(Collected data entries)
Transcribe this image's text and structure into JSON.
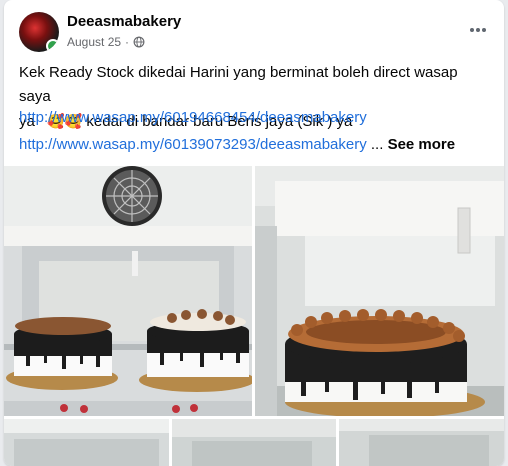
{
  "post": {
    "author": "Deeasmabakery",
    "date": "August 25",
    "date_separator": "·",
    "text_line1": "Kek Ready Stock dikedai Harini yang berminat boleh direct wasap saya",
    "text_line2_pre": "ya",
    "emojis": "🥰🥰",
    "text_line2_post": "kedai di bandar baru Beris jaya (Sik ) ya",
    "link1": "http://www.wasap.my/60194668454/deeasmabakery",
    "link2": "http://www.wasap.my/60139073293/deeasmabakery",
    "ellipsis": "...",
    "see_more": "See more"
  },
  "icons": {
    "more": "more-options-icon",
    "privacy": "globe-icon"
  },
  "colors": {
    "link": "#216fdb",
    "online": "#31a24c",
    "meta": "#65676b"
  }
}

* * *

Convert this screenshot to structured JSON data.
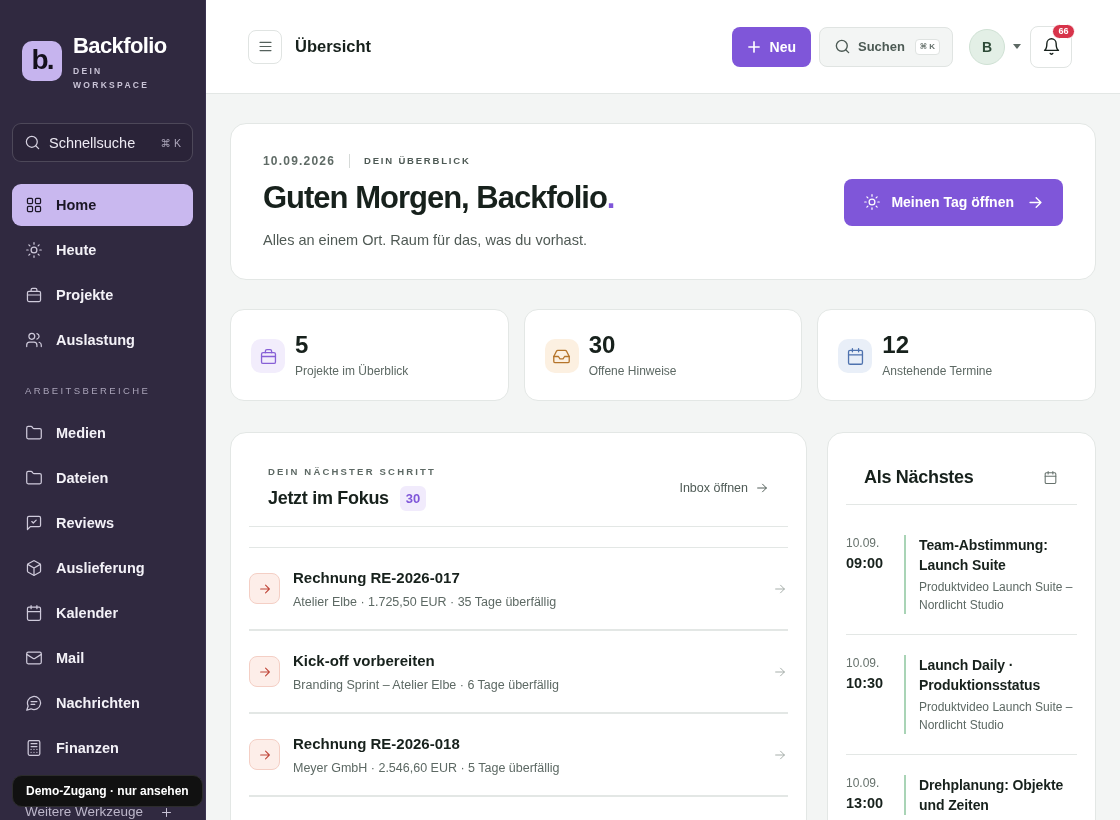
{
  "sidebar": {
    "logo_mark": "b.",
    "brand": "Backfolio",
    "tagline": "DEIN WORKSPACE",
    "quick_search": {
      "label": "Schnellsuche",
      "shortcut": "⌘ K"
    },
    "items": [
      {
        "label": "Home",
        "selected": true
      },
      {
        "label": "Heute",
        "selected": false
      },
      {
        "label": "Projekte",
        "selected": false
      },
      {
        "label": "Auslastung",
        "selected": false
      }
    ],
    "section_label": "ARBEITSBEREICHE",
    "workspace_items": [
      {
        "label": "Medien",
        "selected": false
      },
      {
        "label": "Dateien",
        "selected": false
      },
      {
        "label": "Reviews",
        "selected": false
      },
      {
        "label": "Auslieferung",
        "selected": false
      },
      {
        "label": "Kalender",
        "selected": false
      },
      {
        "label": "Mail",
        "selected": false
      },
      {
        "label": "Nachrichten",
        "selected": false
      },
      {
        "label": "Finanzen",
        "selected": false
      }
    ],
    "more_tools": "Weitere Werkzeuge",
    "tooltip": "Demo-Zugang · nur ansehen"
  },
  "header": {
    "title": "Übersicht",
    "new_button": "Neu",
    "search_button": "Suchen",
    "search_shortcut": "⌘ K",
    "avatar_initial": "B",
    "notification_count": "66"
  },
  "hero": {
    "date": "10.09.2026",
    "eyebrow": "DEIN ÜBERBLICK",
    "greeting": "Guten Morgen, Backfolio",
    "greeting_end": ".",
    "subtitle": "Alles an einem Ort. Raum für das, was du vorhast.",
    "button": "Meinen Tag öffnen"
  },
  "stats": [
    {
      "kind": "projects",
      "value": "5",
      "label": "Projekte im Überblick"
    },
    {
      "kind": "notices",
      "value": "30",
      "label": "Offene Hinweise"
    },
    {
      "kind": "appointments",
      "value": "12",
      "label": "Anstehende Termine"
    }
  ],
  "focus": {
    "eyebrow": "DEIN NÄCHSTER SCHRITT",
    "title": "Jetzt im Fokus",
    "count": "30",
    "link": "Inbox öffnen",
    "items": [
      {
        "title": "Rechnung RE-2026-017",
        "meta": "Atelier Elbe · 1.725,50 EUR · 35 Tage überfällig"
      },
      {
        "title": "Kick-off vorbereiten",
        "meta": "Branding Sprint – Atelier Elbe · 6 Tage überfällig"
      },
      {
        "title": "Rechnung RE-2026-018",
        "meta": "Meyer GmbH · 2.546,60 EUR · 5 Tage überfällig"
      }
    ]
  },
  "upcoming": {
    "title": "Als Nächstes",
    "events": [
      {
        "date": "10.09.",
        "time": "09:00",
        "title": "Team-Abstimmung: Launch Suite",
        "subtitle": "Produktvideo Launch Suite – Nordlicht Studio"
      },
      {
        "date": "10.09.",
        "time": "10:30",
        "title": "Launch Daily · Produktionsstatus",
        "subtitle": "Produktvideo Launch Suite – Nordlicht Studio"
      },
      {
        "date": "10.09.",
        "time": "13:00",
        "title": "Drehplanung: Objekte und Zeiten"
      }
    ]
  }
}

---

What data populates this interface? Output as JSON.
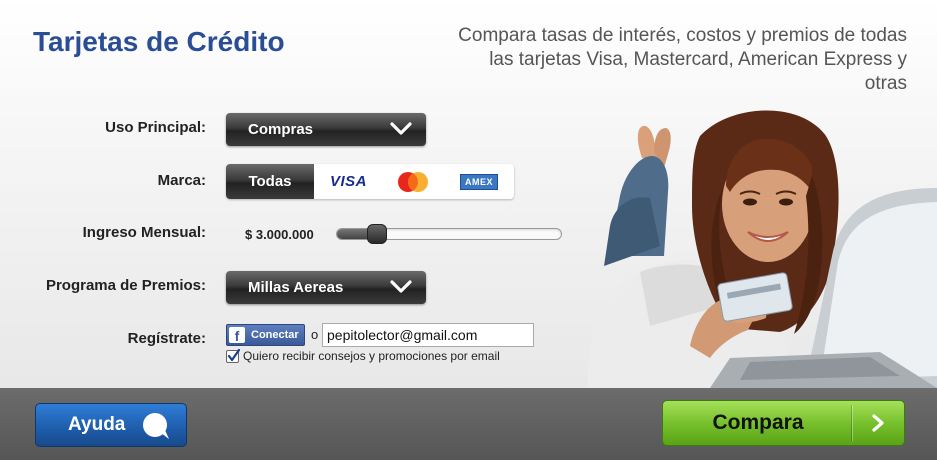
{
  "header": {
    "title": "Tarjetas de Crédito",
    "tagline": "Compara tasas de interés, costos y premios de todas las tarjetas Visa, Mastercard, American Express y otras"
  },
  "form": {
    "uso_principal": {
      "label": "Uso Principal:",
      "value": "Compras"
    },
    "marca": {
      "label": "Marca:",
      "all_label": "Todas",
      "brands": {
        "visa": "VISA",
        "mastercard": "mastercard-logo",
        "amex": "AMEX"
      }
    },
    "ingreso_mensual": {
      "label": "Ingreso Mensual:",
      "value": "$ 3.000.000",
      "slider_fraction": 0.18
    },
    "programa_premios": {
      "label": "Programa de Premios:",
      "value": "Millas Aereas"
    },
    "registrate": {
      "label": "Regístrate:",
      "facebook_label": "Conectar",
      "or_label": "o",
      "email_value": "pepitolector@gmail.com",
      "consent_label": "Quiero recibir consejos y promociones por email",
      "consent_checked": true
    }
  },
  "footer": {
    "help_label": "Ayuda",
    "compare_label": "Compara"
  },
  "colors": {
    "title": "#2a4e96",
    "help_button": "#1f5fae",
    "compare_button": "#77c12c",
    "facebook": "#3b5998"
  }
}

• _YOUR OBJECTIVE_
Give the number of lines in the records above that contain the word "Tage". Reply with that number alone.

• _THE RESULT_
3